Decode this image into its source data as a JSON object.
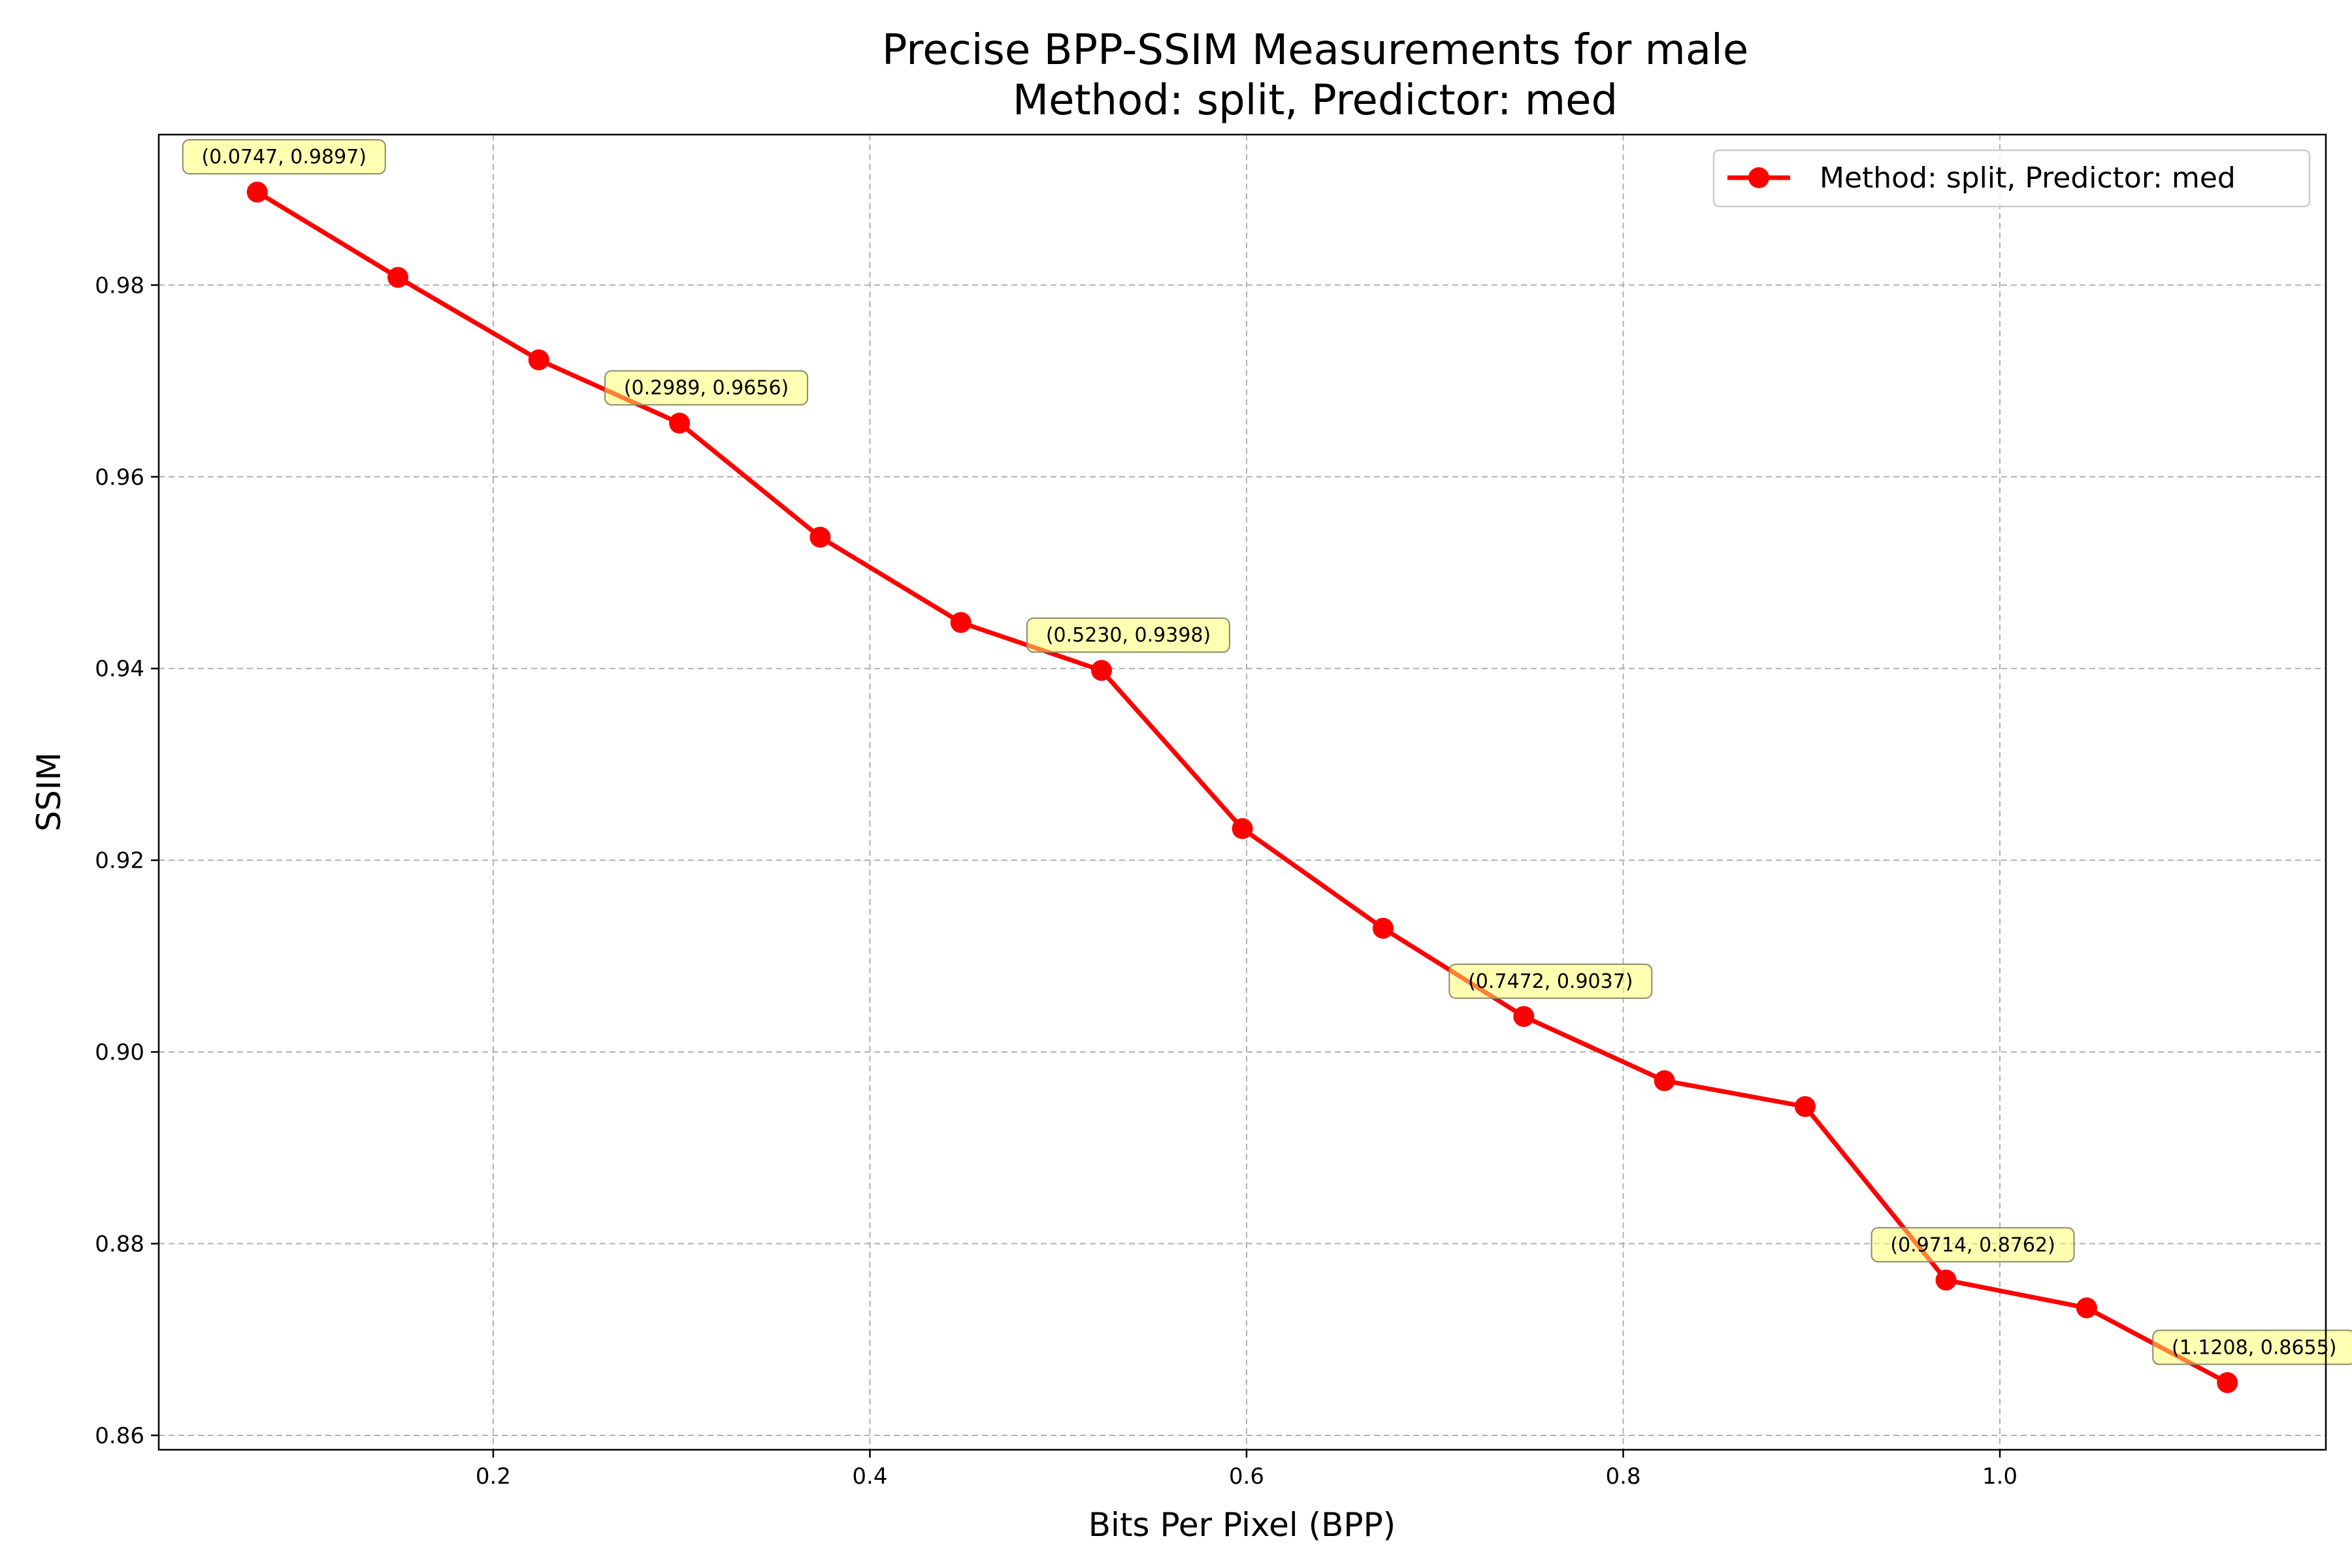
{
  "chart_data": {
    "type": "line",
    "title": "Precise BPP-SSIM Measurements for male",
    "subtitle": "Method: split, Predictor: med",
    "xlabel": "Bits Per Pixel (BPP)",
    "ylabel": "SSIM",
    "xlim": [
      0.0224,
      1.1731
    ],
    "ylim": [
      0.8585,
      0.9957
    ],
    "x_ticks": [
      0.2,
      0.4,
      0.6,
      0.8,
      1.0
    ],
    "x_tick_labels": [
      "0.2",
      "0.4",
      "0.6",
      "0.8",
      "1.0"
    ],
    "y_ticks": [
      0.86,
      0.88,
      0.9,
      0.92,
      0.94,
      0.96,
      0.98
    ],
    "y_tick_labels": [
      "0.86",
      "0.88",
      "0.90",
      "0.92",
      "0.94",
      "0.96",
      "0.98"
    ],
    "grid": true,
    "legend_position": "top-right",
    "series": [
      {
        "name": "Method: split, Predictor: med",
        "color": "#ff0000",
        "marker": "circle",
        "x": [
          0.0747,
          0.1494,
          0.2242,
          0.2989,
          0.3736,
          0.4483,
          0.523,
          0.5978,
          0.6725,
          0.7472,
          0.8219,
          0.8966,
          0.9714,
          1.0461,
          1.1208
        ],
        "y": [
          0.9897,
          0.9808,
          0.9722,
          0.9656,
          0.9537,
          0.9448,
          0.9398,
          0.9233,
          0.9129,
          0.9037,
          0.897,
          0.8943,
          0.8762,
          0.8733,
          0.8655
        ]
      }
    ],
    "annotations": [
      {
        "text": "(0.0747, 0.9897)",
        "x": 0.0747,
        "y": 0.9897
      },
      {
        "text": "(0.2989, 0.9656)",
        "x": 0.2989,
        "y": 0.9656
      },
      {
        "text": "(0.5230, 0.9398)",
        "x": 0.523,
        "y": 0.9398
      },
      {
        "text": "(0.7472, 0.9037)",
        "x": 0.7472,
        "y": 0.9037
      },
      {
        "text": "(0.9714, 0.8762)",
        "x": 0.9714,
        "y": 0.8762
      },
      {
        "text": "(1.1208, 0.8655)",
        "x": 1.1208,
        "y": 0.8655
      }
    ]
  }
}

════════════════════

From the data above, pick out each line containing "Method" and copy it.

▸ Correct result
    "subtitle": "Method: split, Predictor: med",
        "name": "Method: split, Predictor: med",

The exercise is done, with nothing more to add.